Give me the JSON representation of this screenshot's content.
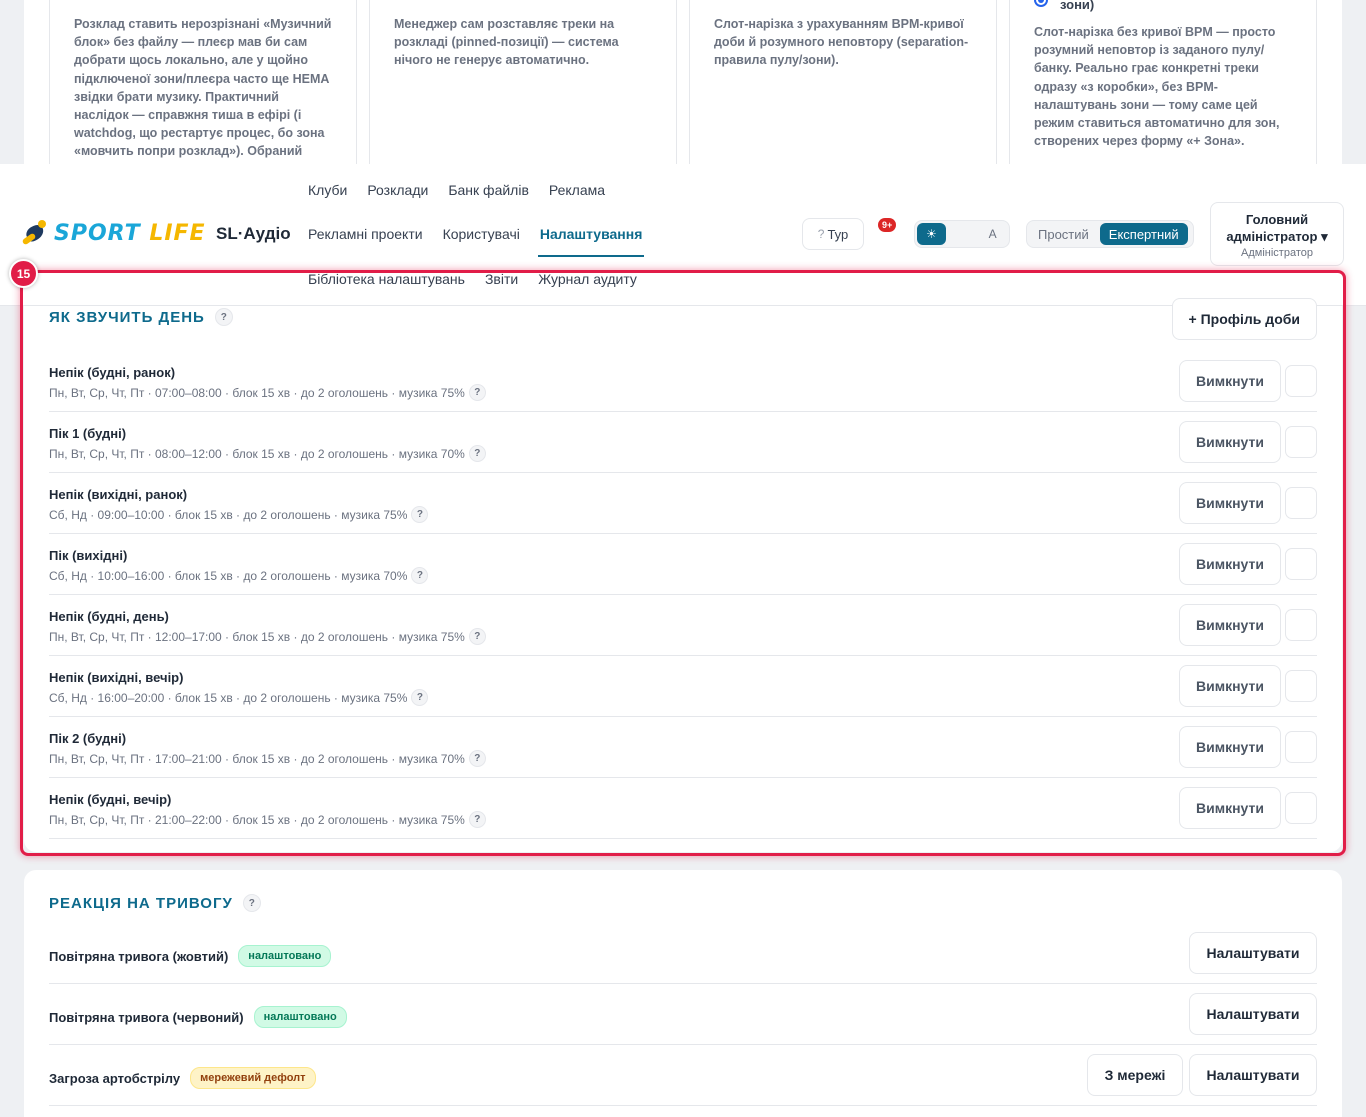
{
  "modes": [
    {
      "desc": "Розклад ставить нерозрізнані «Музичний блок» без файлу — плеєр мав би сам добрати щось локально, але у щойно підключеної зони/плеєра часто ще НЕМА звідки брати музику. Практичний наслідок — справжня тиша в ефірі (і watchdog, що рестартує процес, бо зона «мовчить попри розклад»). Обраний такий режим"
    },
    {
      "desc": "Менеджер сам розставляє треки на розкладі (pinned-позиції) — система нічого не генерує автоматично."
    },
    {
      "desc": "Слот-нарізка з урахуванням BPM-кривої доби й розумного неповтору (separation-правила пулу/зони)."
    },
    {
      "radio_label": "зони)",
      "desc": "Слот-нарізка без кривої BPM — просто розумний неповтор із заданого пулу/банку. Реально грає конкретні треки одразу «з коробки», без BPM-налаштувань зони — тому саме цей режим ставиться автоматично для зон, створених через форму «+ Зона»."
    }
  ],
  "header": {
    "logo_sport": "SPORT",
    "logo_life": "LIFE",
    "app_name": "SL·Аудіо",
    "nav_row1": [
      "Клуби",
      "Розклади",
      "Банк файлів",
      "Реклама"
    ],
    "nav_row2": [
      "Рекламні проекти",
      "Користувачі",
      "Налаштування"
    ],
    "nav_active": "Налаштування",
    "nav_row3": [
      "Бібліотека налаштувань",
      "Звіти",
      "Журнал аудиту"
    ],
    "search_icon": "",
    "tour_icon": "?",
    "tour_label": "Тур",
    "bell_icon": "",
    "bell_badge": "9+",
    "theme_options": [
      "☀",
      "",
      "A"
    ],
    "mode_simple": "Простий",
    "mode_expert": "Експертний",
    "user_name": "Головний адміністратор",
    "user_caret": "▾",
    "user_role": "Адміністратор"
  },
  "highlight_badge": "15",
  "day_section": {
    "title": "ЯК ЗВУЧИТЬ ДЕНЬ",
    "help": "?",
    "add_button": "+ Профіль доби",
    "off_label": "Вимкнути",
    "icon_glyph": "",
    "rows": [
      {
        "name": "Непік (будні, ранок)",
        "meta": "Пн, Вт, Ср, Чт, Пт · 07:00–08:00 · блок 15 хв · до 2 оголошень · музика 75%"
      },
      {
        "name": "Пік 1 (будні)",
        "meta": "Пн, Вт, Ср, Чт, Пт · 08:00–12:00 · блок 15 хв · до 2 оголошень · музика 70%"
      },
      {
        "name": "Непік (вихідні, ранок)",
        "meta": "Сб, Нд · 09:00–10:00 · блок 15 хв · до 2 оголошень · музика 75%"
      },
      {
        "name": "Пік (вихідні)",
        "meta": "Сб, Нд · 10:00–16:00 · блок 15 хв · до 2 оголошень · музика 70%"
      },
      {
        "name": "Непік (будні, день)",
        "meta": "Пн, Вт, Ср, Чт, Пт · 12:00–17:00 · блок 15 хв · до 2 оголошень · музика 75%"
      },
      {
        "name": "Непік (вихідні, вечір)",
        "meta": "Сб, Нд · 16:00–20:00 · блок 15 хв · до 2 оголошень · музика 75%"
      },
      {
        "name": "Пік 2 (будні)",
        "meta": "Пн, Вт, Ср, Чт, Пт · 17:00–21:00 · блок 15 хв · до 2 оголошень · музика 70%"
      },
      {
        "name": "Непік (будні, вечір)",
        "meta": "Пн, Вт, Ср, Чт, Пт · 21:00–22:00 · блок 15 хв · до 2 оголошень · музика 75%"
      }
    ]
  },
  "alarm_section": {
    "title": "РЕАКЦІЯ НА ТРИВОГУ",
    "help": "?",
    "configure_label": "Налаштувати",
    "network_label": "З мережі",
    "rows": [
      {
        "name": "Повітряна тривога (жовтий)",
        "badge": "налаштовано",
        "badge_type": "green"
      },
      {
        "name": "Повітряна тривога (червоний)",
        "badge": "налаштовано",
        "badge_type": "green"
      },
      {
        "name": "Загроза артобстрілу",
        "badge": "мережевий дефолт",
        "badge_type": "amber"
      }
    ]
  }
}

#### [DIRECTION]
Return all lines with the word "Повітряна" in them.

#### [WORKED SOLUTION]
        "name": "Повітряна тривога (жовтий)",
        "name": "Повітряна тривога (червоний)",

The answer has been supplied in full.